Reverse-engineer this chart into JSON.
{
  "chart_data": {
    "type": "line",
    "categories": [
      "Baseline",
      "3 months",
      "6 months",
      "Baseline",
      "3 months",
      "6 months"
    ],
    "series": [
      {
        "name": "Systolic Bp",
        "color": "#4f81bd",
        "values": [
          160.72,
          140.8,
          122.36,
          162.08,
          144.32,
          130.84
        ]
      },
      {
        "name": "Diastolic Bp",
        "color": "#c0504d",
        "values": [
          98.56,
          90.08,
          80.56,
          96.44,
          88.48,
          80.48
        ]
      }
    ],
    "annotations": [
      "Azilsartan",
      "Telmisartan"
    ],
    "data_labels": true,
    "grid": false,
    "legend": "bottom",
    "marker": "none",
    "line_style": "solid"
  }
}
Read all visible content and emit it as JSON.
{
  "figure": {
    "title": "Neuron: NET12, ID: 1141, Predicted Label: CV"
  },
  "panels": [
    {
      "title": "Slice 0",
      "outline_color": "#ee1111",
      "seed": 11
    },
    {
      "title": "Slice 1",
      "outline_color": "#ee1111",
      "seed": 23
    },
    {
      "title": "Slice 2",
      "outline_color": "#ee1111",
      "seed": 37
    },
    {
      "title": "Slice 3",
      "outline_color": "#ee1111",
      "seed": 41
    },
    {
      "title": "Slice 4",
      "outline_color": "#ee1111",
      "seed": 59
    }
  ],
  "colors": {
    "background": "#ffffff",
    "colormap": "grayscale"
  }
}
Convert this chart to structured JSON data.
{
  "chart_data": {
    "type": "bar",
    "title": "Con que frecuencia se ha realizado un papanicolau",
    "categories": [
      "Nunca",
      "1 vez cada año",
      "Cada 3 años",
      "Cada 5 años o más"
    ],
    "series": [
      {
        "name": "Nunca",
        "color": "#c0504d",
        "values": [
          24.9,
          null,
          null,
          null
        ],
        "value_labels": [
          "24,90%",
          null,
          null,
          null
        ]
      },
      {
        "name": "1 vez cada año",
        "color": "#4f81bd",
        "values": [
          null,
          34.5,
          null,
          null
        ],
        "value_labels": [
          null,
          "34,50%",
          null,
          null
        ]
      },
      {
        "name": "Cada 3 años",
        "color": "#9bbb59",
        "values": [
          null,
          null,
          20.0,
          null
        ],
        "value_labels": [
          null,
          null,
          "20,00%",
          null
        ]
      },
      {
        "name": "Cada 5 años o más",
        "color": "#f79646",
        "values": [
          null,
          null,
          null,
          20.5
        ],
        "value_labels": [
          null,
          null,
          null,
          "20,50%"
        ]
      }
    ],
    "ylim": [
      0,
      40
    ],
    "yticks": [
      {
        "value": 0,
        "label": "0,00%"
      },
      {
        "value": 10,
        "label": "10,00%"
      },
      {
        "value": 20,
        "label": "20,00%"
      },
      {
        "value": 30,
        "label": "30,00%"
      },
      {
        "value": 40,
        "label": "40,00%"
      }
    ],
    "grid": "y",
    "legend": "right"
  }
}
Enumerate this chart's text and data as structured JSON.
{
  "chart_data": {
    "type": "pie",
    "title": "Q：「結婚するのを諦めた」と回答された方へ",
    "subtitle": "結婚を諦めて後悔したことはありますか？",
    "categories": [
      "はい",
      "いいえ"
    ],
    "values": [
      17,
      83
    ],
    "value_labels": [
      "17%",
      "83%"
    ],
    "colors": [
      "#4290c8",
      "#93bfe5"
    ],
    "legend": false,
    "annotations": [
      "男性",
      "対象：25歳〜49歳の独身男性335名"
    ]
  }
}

___

» **Direction**: Faithfully copy every entry, leaving nothing out.

» **Answer to this task**:
Reverse-engineer this chart into JSON.
{
  "chart_data": {
    "type": "line",
    "categories": [
      "Baseline",
      "3 months",
      "6 months",
      "Baseline",
      "3 months",
      "6 months"
    ],
    "series": [
      {
        "name": "Systolic Bp",
        "color": "#4f81bd",
        "values": [
          160.72,
          140.8,
          122.36,
          162.08,
          144.32,
          130.84
        ]
      },
      {
        "name": "Diastolic Bp",
        "color": "#c0504d",
        "values": [
          98.56,
          90.08,
          80.56,
          96.44,
          88.48,
          80.48
        ]
      }
    ],
    "annotations": [
      "Azilsartan",
      "Telmisartan"
    ],
    "data_labels": true,
    "grid": false,
    "legend": "bottom",
    "marker": "none",
    "line_style": "solid"
  }
}
Read all visible content and emit it as JSON.
{
  "figure": {
    "title": "Neuron: NET12, ID: 1141, Predicted Label: CV"
  },
  "panels": [
    {
      "title": "Slice 0",
      "outline_color": "#ee1111",
      "seed": 11
    },
    {
      "title": "Slice 1",
      "outline_color": "#ee1111",
      "seed": 23
    },
    {
      "title": "Slice 2",
      "outline_color": "#ee1111",
      "seed": 37
    },
    {
      "title": "Slice 3",
      "outline_color": "#ee1111",
      "seed": 41
    },
    {
      "title": "Slice 4",
      "outline_color": "#ee1111",
      "seed": 59
    }
  ],
  "colors": {
    "background": "#ffffff",
    "colormap": "grayscale"
  }
}
Convert this chart to structured JSON data.
{
  "chart_data": {
    "type": "bar",
    "title": "Con que frecuencia se ha realizado un papanicolau",
    "categories": [
      "Nunca",
      "1 vez cada año",
      "Cada 3 años",
      "Cada 5 años o más"
    ],
    "series": [
      {
        "name": "Nunca",
        "color": "#c0504d",
        "values": [
          24.9,
          null,
          null,
          null
        ],
        "value_labels": [
          "24,90%",
          null,
          null,
          null
        ]
      },
      {
        "name": "1 vez cada año",
        "color": "#4f81bd",
        "values": [
          null,
          34.5,
          null,
          null
        ],
        "value_labels": [
          null,
          "34,50%",
          null,
          null
        ]
      },
      {
        "name": "Cada 3 años",
        "color": "#9bbb59",
        "values": [
          null,
          null,
          20.0,
          null
        ],
        "value_labels": [
          null,
          null,
          "20,00%",
          null
        ]
      },
      {
        "name": "Cada 5 años o más",
        "color": "#f79646",
        "values": [
          null,
          null,
          null,
          20.5
        ],
        "value_labels": [
          null,
          null,
          null,
          "20,50%"
        ]
      }
    ],
    "ylim": [
      0,
      40
    ],
    "yticks": [
      {
        "value": 0,
        "label": "0,00%"
      },
      {
        "value": 10,
        "label": "10,00%"
      },
      {
        "value": 20,
        "label": "20,00%"
      },
      {
        "value": 30,
        "label": "30,00%"
      },
      {
        "value": 40,
        "label": "40,00%"
      }
    ],
    "grid": "y",
    "legend": "right"
  }
}
Enumerate this chart's text and data as structured JSON.
{
  "chart_data": {
    "type": "pie",
    "title": "Q：「結婚するのを諦めた」と回答された方へ",
    "subtitle": "結婚を諦めて後悔したことはありますか？",
    "categories": [
      "はい",
      "いいえ"
    ],
    "values": [
      17,
      83
    ],
    "value_labels": [
      "17%",
      "83%"
    ],
    "colors": [
      "#4290c8",
      "#93bfe5"
    ],
    "legend": false,
    "annotations": [
      "男性",
      "対象：25歳〜49歳の独身男性335名"
    ]
  }
}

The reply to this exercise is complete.